Given problem |
Transcribe all records exactly.

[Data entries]
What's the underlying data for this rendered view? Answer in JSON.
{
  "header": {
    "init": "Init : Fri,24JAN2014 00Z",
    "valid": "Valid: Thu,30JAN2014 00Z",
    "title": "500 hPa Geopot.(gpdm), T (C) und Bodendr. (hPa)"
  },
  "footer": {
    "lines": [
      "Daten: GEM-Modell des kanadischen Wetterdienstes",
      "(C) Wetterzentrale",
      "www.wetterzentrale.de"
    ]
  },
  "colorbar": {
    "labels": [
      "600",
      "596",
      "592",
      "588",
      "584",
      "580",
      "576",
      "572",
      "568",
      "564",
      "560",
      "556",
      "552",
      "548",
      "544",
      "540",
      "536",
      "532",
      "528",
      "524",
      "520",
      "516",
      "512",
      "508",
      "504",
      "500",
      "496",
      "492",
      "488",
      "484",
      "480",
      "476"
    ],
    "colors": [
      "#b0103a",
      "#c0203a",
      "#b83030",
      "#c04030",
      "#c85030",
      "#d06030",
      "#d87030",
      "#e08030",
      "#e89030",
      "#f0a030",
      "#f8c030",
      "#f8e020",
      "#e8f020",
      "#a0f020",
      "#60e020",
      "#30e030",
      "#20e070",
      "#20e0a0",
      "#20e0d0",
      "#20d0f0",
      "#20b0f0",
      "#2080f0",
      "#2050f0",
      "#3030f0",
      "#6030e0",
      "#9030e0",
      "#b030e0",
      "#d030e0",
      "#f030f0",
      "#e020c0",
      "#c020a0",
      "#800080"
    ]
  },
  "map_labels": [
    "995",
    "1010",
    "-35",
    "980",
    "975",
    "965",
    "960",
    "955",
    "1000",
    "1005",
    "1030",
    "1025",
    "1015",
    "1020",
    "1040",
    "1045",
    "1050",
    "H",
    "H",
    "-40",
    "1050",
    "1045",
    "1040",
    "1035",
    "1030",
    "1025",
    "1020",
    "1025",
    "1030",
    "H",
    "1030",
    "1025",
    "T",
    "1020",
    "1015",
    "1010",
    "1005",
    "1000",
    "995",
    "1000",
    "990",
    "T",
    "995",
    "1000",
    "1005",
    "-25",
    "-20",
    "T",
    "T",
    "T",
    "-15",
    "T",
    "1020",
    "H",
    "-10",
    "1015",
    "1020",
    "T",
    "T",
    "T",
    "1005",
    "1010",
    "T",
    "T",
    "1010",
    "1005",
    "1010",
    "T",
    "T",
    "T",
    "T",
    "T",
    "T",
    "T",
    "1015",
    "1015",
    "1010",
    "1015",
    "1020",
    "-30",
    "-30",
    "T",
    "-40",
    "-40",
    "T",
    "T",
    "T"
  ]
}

Response |
What's the underlying data for this rendered view? Answer in JSON.
{
  "header": {
    "init": "Init : Fri,24JAN2014 00Z",
    "valid": "Valid: Thu,30JAN2014 00Z",
    "title": "500 hPa Geopot.(gpdm), T (C) und Bodendr. (hPa)"
  },
  "footer": {
    "lines": [
      "Daten: GEM-Modell des kanadischen Wetterdienstes",
      "(C) Wetterzentrale",
      "www.wetterzentrale.de"
    ]
  },
  "colorbar": {
    "labels": [
      "600",
      "596",
      "592",
      "588",
      "584",
      "580",
      "576",
      "572",
      "568",
      "564",
      "560",
      "556",
      "552",
      "548",
      "544",
      "540",
      "536",
      "532",
      "528",
      "524",
      "520",
      "516",
      "512",
      "508",
      "504",
      "500",
      "496",
      "492",
      "488",
      "484",
      "480",
      "476"
    ],
    "colors": [
      "#b0103a",
      "#c0203a",
      "#b83030",
      "#c04030",
      "#c85030",
      "#d06030",
      "#d87030",
      "#e08030",
      "#e89030",
      "#f0a030",
      "#f8c030",
      "#f8e020",
      "#e8f020",
      "#a0f020",
      "#60e020",
      "#30e030",
      "#20e070",
      "#20e0a0",
      "#20e0d0",
      "#20d0f0",
      "#20b0f0",
      "#2080f0",
      "#2050f0",
      "#3030f0",
      "#6030e0",
      "#9030e0",
      "#b030e0",
      "#d030e0",
      "#f030f0",
      "#e020c0",
      "#c020a0",
      "#800080"
    ]
  },
  "map_labels": [
    "995",
    "1010",
    "-35",
    "980",
    "975",
    "965",
    "960",
    "955",
    "1000",
    "1005",
    "1030",
    "1025",
    "1015",
    "1020",
    "1040",
    "1045",
    "1050",
    "H",
    "H",
    "-40",
    "1050",
    "1045",
    "1040",
    "1035",
    "1030",
    "1025",
    "1020",
    "1025",
    "1030",
    "H",
    "1030",
    "1025",
    "T",
    "1020",
    "1015",
    "1010",
    "1005",
    "1000",
    "995",
    "1000",
    "990",
    "T",
    "995",
    "1000",
    "1005",
    "-25",
    "-20",
    "T",
    "T",
    "T",
    "-15",
    "T",
    "1020",
    "H",
    "-10",
    "1015",
    "1020",
    "T",
    "T",
    "T",
    "1005",
    "1010",
    "T",
    "T",
    "1010",
    "1005",
    "1010",
    "T",
    "T",
    "T",
    "T",
    "T",
    "T",
    "T",
    "1015",
    "1015",
    "1010",
    "1015",
    "1020",
    "-30",
    "-30",
    "T",
    "-40",
    "-40",
    "T",
    "T",
    "T"
  ]
}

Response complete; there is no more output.